(Collected data entries)
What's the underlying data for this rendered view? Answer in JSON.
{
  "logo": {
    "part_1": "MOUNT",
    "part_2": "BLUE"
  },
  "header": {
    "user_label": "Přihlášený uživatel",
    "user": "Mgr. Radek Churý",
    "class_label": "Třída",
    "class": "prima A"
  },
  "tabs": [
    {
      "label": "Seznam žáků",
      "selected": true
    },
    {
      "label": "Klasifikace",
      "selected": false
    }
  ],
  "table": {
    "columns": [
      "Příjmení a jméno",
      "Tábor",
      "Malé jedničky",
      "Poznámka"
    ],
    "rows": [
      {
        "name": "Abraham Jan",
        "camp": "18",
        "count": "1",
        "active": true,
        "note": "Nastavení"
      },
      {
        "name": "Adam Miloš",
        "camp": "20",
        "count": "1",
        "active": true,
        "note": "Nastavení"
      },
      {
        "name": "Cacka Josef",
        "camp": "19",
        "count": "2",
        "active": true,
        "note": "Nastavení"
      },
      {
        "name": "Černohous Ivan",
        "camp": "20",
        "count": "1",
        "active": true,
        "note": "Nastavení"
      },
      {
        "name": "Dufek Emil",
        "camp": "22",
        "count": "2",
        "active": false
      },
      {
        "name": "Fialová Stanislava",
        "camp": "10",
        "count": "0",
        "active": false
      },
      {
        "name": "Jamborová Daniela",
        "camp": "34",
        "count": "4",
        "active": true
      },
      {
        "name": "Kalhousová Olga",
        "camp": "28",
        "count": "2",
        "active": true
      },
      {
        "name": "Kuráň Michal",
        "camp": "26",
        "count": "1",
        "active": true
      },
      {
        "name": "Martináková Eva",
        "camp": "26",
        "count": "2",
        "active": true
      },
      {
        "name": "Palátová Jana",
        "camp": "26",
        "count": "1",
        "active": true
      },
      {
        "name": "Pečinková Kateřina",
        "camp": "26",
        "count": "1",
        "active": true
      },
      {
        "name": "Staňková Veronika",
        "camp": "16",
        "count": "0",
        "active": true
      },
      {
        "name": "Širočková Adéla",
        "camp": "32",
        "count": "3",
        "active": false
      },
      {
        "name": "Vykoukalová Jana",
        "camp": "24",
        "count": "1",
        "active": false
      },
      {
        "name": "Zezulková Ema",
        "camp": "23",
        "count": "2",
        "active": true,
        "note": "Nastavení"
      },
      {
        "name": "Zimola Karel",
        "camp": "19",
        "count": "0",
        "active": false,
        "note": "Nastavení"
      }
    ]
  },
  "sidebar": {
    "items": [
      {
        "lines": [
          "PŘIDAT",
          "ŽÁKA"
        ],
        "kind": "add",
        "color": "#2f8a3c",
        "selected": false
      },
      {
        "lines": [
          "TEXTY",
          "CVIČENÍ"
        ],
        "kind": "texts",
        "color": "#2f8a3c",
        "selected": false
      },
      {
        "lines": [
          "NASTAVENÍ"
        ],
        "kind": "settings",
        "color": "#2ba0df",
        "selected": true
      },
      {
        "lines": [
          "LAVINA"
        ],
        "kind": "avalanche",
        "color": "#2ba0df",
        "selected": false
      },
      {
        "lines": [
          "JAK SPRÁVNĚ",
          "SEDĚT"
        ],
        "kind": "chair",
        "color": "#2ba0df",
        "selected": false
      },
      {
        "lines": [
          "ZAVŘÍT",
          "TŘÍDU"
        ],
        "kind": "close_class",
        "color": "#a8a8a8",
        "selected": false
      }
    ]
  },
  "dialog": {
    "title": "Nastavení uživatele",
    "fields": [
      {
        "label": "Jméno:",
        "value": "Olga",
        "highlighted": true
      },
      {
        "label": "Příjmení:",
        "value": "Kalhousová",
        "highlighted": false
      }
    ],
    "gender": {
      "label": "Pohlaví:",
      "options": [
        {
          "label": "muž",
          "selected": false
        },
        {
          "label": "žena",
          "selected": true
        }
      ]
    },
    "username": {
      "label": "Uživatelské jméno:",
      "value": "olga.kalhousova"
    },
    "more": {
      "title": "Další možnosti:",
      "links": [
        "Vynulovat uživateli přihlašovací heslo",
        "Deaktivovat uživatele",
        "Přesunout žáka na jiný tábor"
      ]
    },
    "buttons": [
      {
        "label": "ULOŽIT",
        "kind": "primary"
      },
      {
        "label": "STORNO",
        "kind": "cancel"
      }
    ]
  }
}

#### SHORT EXERCISE:
Return the whole listing exactly.

#### TASK RESPONSE:
What's the underlying data for this rendered view? Answer in JSON.
{
  "logo": {
    "part_1": "MOUNT",
    "part_2": "BLUE"
  },
  "header": {
    "user_label": "Přihlášený uživatel",
    "user": "Mgr. Radek Churý",
    "class_label": "Třída",
    "class": "prima A"
  },
  "tabs": [
    {
      "label": "Seznam žáků",
      "selected": true
    },
    {
      "label": "Klasifikace",
      "selected": false
    }
  ],
  "table": {
    "columns": [
      "Příjmení a jméno",
      "Tábor",
      "Malé jedničky",
      "Poznámka"
    ],
    "rows": [
      {
        "name": "Abraham Jan",
        "camp": "18",
        "count": "1",
        "active": true,
        "note": "Nastavení"
      },
      {
        "name": "Adam Miloš",
        "camp": "20",
        "count": "1",
        "active": true,
        "note": "Nastavení"
      },
      {
        "name": "Cacka Josef",
        "camp": "19",
        "count": "2",
        "active": true,
        "note": "Nastavení"
      },
      {
        "name": "Černohous Ivan",
        "camp": "20",
        "count": "1",
        "active": true,
        "note": "Nastavení"
      },
      {
        "name": "Dufek Emil",
        "camp": "22",
        "count": "2",
        "active": false
      },
      {
        "name": "Fialová Stanislava",
        "camp": "10",
        "count": "0",
        "active": false
      },
      {
        "name": "Jamborová Daniela",
        "camp": "34",
        "count": "4",
        "active": true
      },
      {
        "name": "Kalhousová Olga",
        "camp": "28",
        "count": "2",
        "active": true
      },
      {
        "name": "Kuráň Michal",
        "camp": "26",
        "count": "1",
        "active": true
      },
      {
        "name": "Martináková Eva",
        "camp": "26",
        "count": "2",
        "active": true
      },
      {
        "name": "Palátová Jana",
        "camp": "26",
        "count": "1",
        "active": true
      },
      {
        "name": "Pečinková Kateřina",
        "camp": "26",
        "count": "1",
        "active": true
      },
      {
        "name": "Staňková Veronika",
        "camp": "16",
        "count": "0",
        "active": true
      },
      {
        "name": "Širočková Adéla",
        "camp": "32",
        "count": "3",
        "active": false
      },
      {
        "name": "Vykoukalová Jana",
        "camp": "24",
        "count": "1",
        "active": false
      },
      {
        "name": "Zezulková Ema",
        "camp": "23",
        "count": "2",
        "active": true,
        "note": "Nastavení"
      },
      {
        "name": "Zimola Karel",
        "camp": "19",
        "count": "0",
        "active": false,
        "note": "Nastavení"
      }
    ]
  },
  "sidebar": {
    "items": [
      {
        "lines": [
          "PŘIDAT",
          "ŽÁKA"
        ],
        "kind": "add",
        "color": "#2f8a3c",
        "selected": false
      },
      {
        "lines": [
          "TEXTY",
          "CVIČENÍ"
        ],
        "kind": "texts",
        "color": "#2f8a3c",
        "selected": false
      },
      {
        "lines": [
          "NASTAVENÍ"
        ],
        "kind": "settings",
        "color": "#2ba0df",
        "selected": true
      },
      {
        "lines": [
          "LAVINA"
        ],
        "kind": "avalanche",
        "color": "#2ba0df",
        "selected": false
      },
      {
        "lines": [
          "JAK SPRÁVNĚ",
          "SEDĚT"
        ],
        "kind": "chair",
        "color": "#2ba0df",
        "selected": false
      },
      {
        "lines": [
          "ZAVŘÍT",
          "TŘÍDU"
        ],
        "kind": "close_class",
        "color": "#a8a8a8",
        "selected": false
      }
    ]
  },
  "dialog": {
    "title": "Nastavení uživatele",
    "fields": [
      {
        "label": "Jméno:",
        "value": "Olga",
        "highlighted": true
      },
      {
        "label": "Příjmení:",
        "value": "Kalhousová",
        "highlighted": false
      }
    ],
    "gender": {
      "label": "Pohlaví:",
      "options": [
        {
          "label": "muž",
          "selected": false
        },
        {
          "label": "žena",
          "selected": true
        }
      ]
    },
    "username": {
      "label": "Uživatelské jméno:",
      "value": "olga.kalhousova"
    },
    "more": {
      "title": "Další možnosti:",
      "links": [
        "Vynulovat uživateli přihlašovací heslo",
        "Deaktivovat uživatele",
        "Přesunout žáka na jiný tábor"
      ]
    },
    "buttons": [
      {
        "label": "ULOŽIT",
        "kind": "primary"
      },
      {
        "label": "STORNO",
        "kind": "cancel"
      }
    ]
  }
}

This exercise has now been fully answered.